§ **Instruction**
Make a verbatim copy of the entries below; pictures stay out.

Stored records
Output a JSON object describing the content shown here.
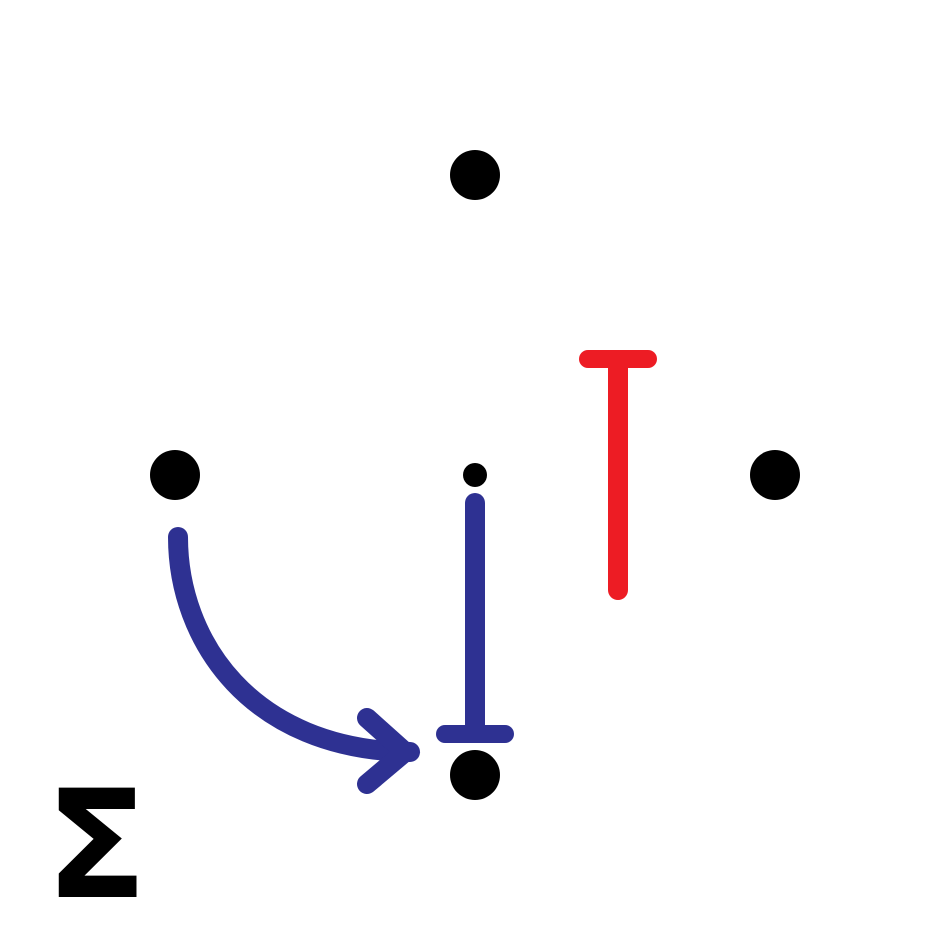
{
  "diagram": {
    "colors": {
      "background": "#ffffff",
      "node": "#000000",
      "blue_arrow": "#2e3192",
      "red_stroke": "#ed1c24",
      "label": "#000000"
    },
    "nodes": [
      {
        "id": "top"
      },
      {
        "id": "left"
      },
      {
        "id": "center"
      },
      {
        "id": "right"
      },
      {
        "id": "bottom"
      }
    ],
    "edges": [
      {
        "id": "curved-arrow",
        "from": "left",
        "to": "bottom",
        "style": "arrow",
        "color": "blue_arrow"
      },
      {
        "id": "blue-inhibition",
        "from": "center",
        "to": "bottom",
        "style": "flat-head",
        "color": "blue_arrow"
      },
      {
        "id": "red-inhibition",
        "style": "flat-head",
        "color": "red_stroke"
      }
    ],
    "label": "Σ"
  }
}
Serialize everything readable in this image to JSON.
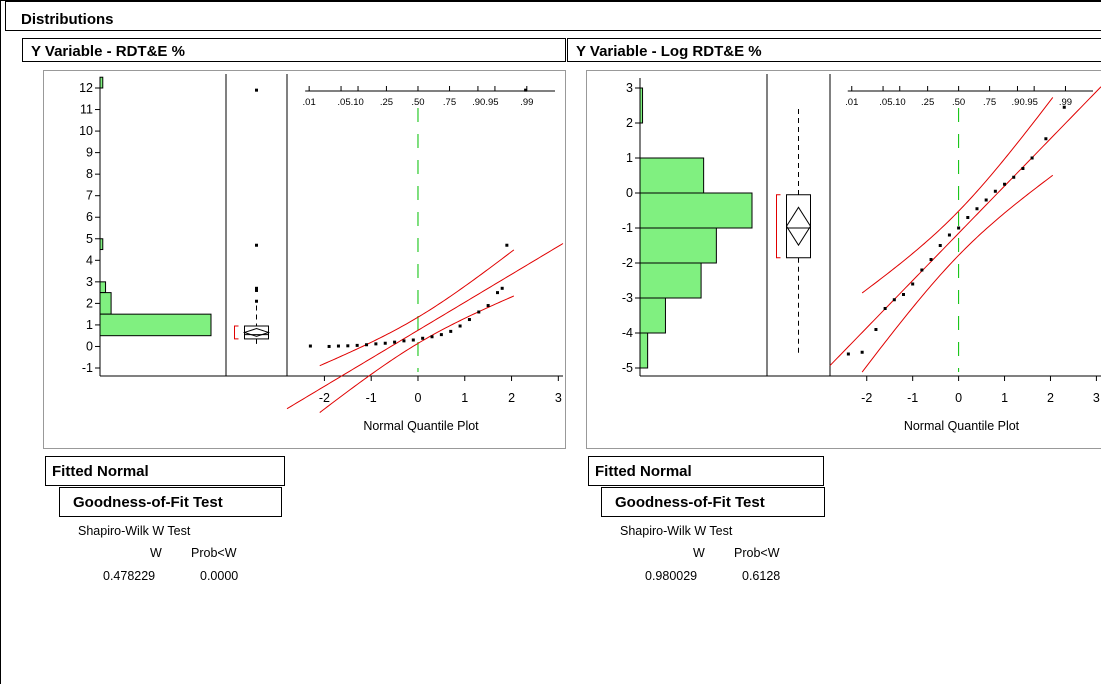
{
  "window": {
    "title": "Distributions"
  },
  "panels": [
    {
      "header": "Y Variable - RDT&E %",
      "y_ticks": [
        "12",
        "11",
        "10",
        "9",
        "8",
        "7",
        "6",
        "5",
        "4",
        "3",
        "2",
        "1",
        "0",
        "-1"
      ],
      "prob_ticks": [
        ".01",
        ".05.10",
        ".25",
        ".50",
        ".75",
        ".90.95",
        ".99"
      ],
      "x_ticks": [
        "-2",
        "-1",
        "0",
        "1",
        "2",
        "3"
      ],
      "x_label": "Normal Quantile Plot",
      "fitted_normal": "Fitted Normal",
      "gof_title": "Goodness-of-Fit Test",
      "test_name": "Shapiro-Wilk W Test",
      "col_w": "W",
      "col_p": "Prob<W",
      "w_value": "0.478229",
      "p_value": "0.0000"
    },
    {
      "header": "Y Variable - Log RDT&E %",
      "y_ticks": [
        "3",
        "2",
        "1",
        "0",
        "-1",
        "-2",
        "-3",
        "-4",
        "-5"
      ],
      "prob_ticks": [
        ".01",
        ".05.10",
        ".25",
        ".50",
        ".75",
        ".90.95",
        ".99"
      ],
      "x_ticks": [
        "-2",
        "-1",
        "0",
        "1",
        "2",
        "3"
      ],
      "x_label": "Normal Quantile Plot",
      "fitted_normal": "Fitted Normal",
      "gof_title": "Goodness-of-Fit Test",
      "test_name": "Shapiro-Wilk W Test",
      "col_w": "W",
      "col_p": "Prob<W",
      "w_value": "0.980029",
      "p_value": "0.6128"
    }
  ],
  "colors": {
    "histogram_fill": "#80F080",
    "fit_line": "#E00000",
    "median_line": "#00C000"
  },
  "chart_data": [
    {
      "type": "bar",
      "title": "",
      "variable": "RDT&E %",
      "orientation": "horizontal-histogram",
      "bins": [
        [
          12,
          12.5
        ],
        [
          4.5,
          5
        ],
        [
          2.5,
          3
        ],
        [
          1.5,
          2.5
        ],
        [
          0.5,
          1.5
        ]
      ],
      "bin_counts_relative": [
        1,
        1,
        2,
        4,
        40
      ],
      "ylim": [
        -1.3,
        12.5
      ],
      "boxplot": {
        "q1": 0.35,
        "median": 0.55,
        "q3": 0.95,
        "whisker_low": 0.1,
        "whisker_high": 1.9,
        "outliers": [
          2.1,
          2.6,
          2.7,
          4.7,
          11.9
        ]
      },
      "normal_quantile_points": [
        [
          -2.3,
          0.02
        ],
        [
          -1.9,
          0.0
        ],
        [
          -1.7,
          0.02
        ],
        [
          -1.5,
          0.03
        ],
        [
          -1.3,
          0.05
        ],
        [
          -1.1,
          0.08
        ],
        [
          -0.9,
          0.12
        ],
        [
          -0.7,
          0.15
        ],
        [
          -0.5,
          0.2
        ],
        [
          -0.3,
          0.26
        ],
        [
          -0.1,
          0.3
        ],
        [
          0.1,
          0.38
        ],
        [
          0.3,
          0.45
        ],
        [
          0.5,
          0.55
        ],
        [
          0.7,
          0.7
        ],
        [
          0.9,
          0.95
        ],
        [
          1.1,
          1.25
        ],
        [
          1.3,
          1.6
        ],
        [
          1.5,
          1.9
        ],
        [
          1.7,
          2.5
        ],
        [
          1.8,
          2.7
        ],
        [
          1.9,
          4.7
        ],
        [
          2.3,
          11.9
        ]
      ],
      "xlim": [
        -2.8,
        3.1
      ]
    },
    {
      "type": "bar",
      "title": "",
      "variable": "Log RDT&E %",
      "orientation": "horizontal-histogram",
      "bins": [
        [
          2,
          3
        ],
        [
          1,
          2
        ],
        [
          0,
          1
        ],
        [
          -1,
          0
        ],
        [
          -2,
          -1
        ],
        [
          -3,
          -2
        ],
        [
          -4,
          -3
        ],
        [
          -5,
          -4
        ]
      ],
      "bin_counts_relative": [
        1,
        0,
        25,
        44,
        30,
        24,
        10,
        3
      ],
      "ylim": [
        -5.2,
        3.1
      ],
      "boxplot": {
        "q1": -1.85,
        "median": -1.0,
        "q3": -0.05,
        "whisker_low": -4.6,
        "whisker_high": 2.4
      },
      "normal_quantile_points": [
        [
          -2.4,
          -4.6
        ],
        [
          -2.1,
          -4.55
        ],
        [
          -1.8,
          -3.9
        ],
        [
          -1.6,
          -3.3
        ],
        [
          -1.4,
          -3.05
        ],
        [
          -1.2,
          -2.9
        ],
        [
          -1.0,
          -2.6
        ],
        [
          -0.8,
          -2.2
        ],
        [
          -0.6,
          -1.9
        ],
        [
          -0.4,
          -1.5
        ],
        [
          -0.2,
          -1.2
        ],
        [
          0.0,
          -1.0
        ],
        [
          0.2,
          -0.7
        ],
        [
          0.4,
          -0.45
        ],
        [
          0.6,
          -0.2
        ],
        [
          0.8,
          0.05
        ],
        [
          1.0,
          0.25
        ],
        [
          1.2,
          0.45
        ],
        [
          1.4,
          0.7
        ],
        [
          1.6,
          1.0
        ],
        [
          1.9,
          1.55
        ],
        [
          2.3,
          2.45
        ]
      ],
      "xlim": [
        -2.8,
        3.1
      ]
    }
  ]
}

§ **Final result**
Output a JSON object describing the content shown here.
{
  "diagram": {
    "colors": {
      "background": "#ffffff",
      "node": "#000000",
      "blue_arrow": "#2e3192",
      "red_stroke": "#ed1c24",
      "label": "#000000"
    },
    "nodes": [
      {
        "id": "top"
      },
      {
        "id": "left"
      },
      {
        "id": "center"
      },
      {
        "id": "right"
      },
      {
        "id": "bottom"
      }
    ],
    "edges": [
      {
        "id": "curved-arrow",
        "from": "left",
        "to": "bottom",
        "style": "arrow",
        "color": "blue_arrow"
      },
      {
        "id": "blue-inhibition",
        "from": "center",
        "to": "bottom",
        "style": "flat-head",
        "color": "blue_arrow"
      },
      {
        "id": "red-inhibition",
        "style": "flat-head",
        "color": "red_stroke"
      }
    ],
    "label": "Σ"
  }
}
Serialize everything readable in this image to JSON.
{
  "window": {
    "title": "Distributions"
  },
  "panels": [
    {
      "header": "Y Variable - RDT&E %",
      "y_ticks": [
        "12",
        "11",
        "10",
        "9",
        "8",
        "7",
        "6",
        "5",
        "4",
        "3",
        "2",
        "1",
        "0",
        "-1"
      ],
      "prob_ticks": [
        ".01",
        ".05.10",
        ".25",
        ".50",
        ".75",
        ".90.95",
        ".99"
      ],
      "x_ticks": [
        "-2",
        "-1",
        "0",
        "1",
        "2",
        "3"
      ],
      "x_label": "Normal Quantile Plot",
      "fitted_normal": "Fitted Normal",
      "gof_title": "Goodness-of-Fit Test",
      "test_name": "Shapiro-Wilk W Test",
      "col_w": "W",
      "col_p": "Prob<W",
      "w_value": "0.478229",
      "p_value": "0.0000"
    },
    {
      "header": "Y Variable - Log RDT&E %",
      "y_ticks": [
        "3",
        "2",
        "1",
        "0",
        "-1",
        "-2",
        "-3",
        "-4",
        "-5"
      ],
      "prob_ticks": [
        ".01",
        ".05.10",
        ".25",
        ".50",
        ".75",
        ".90.95",
        ".99"
      ],
      "x_ticks": [
        "-2",
        "-1",
        "0",
        "1",
        "2",
        "3"
      ],
      "x_label": "Normal Quantile Plot",
      "fitted_normal": "Fitted Normal",
      "gof_title": "Goodness-of-Fit Test",
      "test_name": "Shapiro-Wilk W Test",
      "col_w": "W",
      "col_p": "Prob<W",
      "w_value": "0.980029",
      "p_value": "0.6128"
    }
  ],
  "colors": {
    "histogram_fill": "#80F080",
    "fit_line": "#E00000",
    "median_line": "#00C000"
  },
  "chart_data": [
    {
      "type": "bar",
      "title": "",
      "variable": "RDT&E %",
      "orientation": "horizontal-histogram",
      "bins": [
        [
          12,
          12.5
        ],
        [
          4.5,
          5
        ],
        [
          2.5,
          3
        ],
        [
          1.5,
          2.5
        ],
        [
          0.5,
          1.5
        ]
      ],
      "bin_counts_relative": [
        1,
        1,
        2,
        4,
        40
      ],
      "ylim": [
        -1.3,
        12.5
      ],
      "boxplot": {
        "q1": 0.35,
        "median": 0.55,
        "q3": 0.95,
        "whisker_low": 0.1,
        "whisker_high": 1.9,
        "outliers": [
          2.1,
          2.6,
          2.7,
          4.7,
          11.9
        ]
      },
      "normal_quantile_points": [
        [
          -2.3,
          0.02
        ],
        [
          -1.9,
          0.0
        ],
        [
          -1.7,
          0.02
        ],
        [
          -1.5,
          0.03
        ],
        [
          -1.3,
          0.05
        ],
        [
          -1.1,
          0.08
        ],
        [
          -0.9,
          0.12
        ],
        [
          -0.7,
          0.15
        ],
        [
          -0.5,
          0.2
        ],
        [
          -0.3,
          0.26
        ],
        [
          -0.1,
          0.3
        ],
        [
          0.1,
          0.38
        ],
        [
          0.3,
          0.45
        ],
        [
          0.5,
          0.55
        ],
        [
          0.7,
          0.7
        ],
        [
          0.9,
          0.95
        ],
        [
          1.1,
          1.25
        ],
        [
          1.3,
          1.6
        ],
        [
          1.5,
          1.9
        ],
        [
          1.7,
          2.5
        ],
        [
          1.8,
          2.7
        ],
        [
          1.9,
          4.7
        ],
        [
          2.3,
          11.9
        ]
      ],
      "xlim": [
        -2.8,
        3.1
      ]
    },
    {
      "type": "bar",
      "title": "",
      "variable": "Log RDT&E %",
      "orientation": "horizontal-histogram",
      "bins": [
        [
          2,
          3
        ],
        [
          1,
          2
        ],
        [
          0,
          1
        ],
        [
          -1,
          0
        ],
        [
          -2,
          -1
        ],
        [
          -3,
          -2
        ],
        [
          -4,
          -3
        ],
        [
          -5,
          -4
        ]
      ],
      "bin_counts_relative": [
        1,
        0,
        25,
        44,
        30,
        24,
        10,
        3
      ],
      "ylim": [
        -5.2,
        3.1
      ],
      "boxplot": {
        "q1": -1.85,
        "median": -1.0,
        "q3": -0.05,
        "whisker_low": -4.6,
        "whisker_high": 2.4
      },
      "normal_quantile_points": [
        [
          -2.4,
          -4.6
        ],
        [
          -2.1,
          -4.55
        ],
        [
          -1.8,
          -3.9
        ],
        [
          -1.6,
          -3.3
        ],
        [
          -1.4,
          -3.05
        ],
        [
          -1.2,
          -2.9
        ],
        [
          -1.0,
          -2.6
        ],
        [
          -0.8,
          -2.2
        ],
        [
          -0.6,
          -1.9
        ],
        [
          -0.4,
          -1.5
        ],
        [
          -0.2,
          -1.2
        ],
        [
          0.0,
          -1.0
        ],
        [
          0.2,
          -0.7
        ],
        [
          0.4,
          -0.45
        ],
        [
          0.6,
          -0.2
        ],
        [
          0.8,
          0.05
        ],
        [
          1.0,
          0.25
        ],
        [
          1.2,
          0.45
        ],
        [
          1.4,
          0.7
        ],
        [
          1.6,
          1.0
        ],
        [
          1.9,
          1.55
        ],
        [
          2.3,
          2.45
        ]
      ],
      "xlim": [
        -2.8,
        3.1
      ]
    }
  ]
}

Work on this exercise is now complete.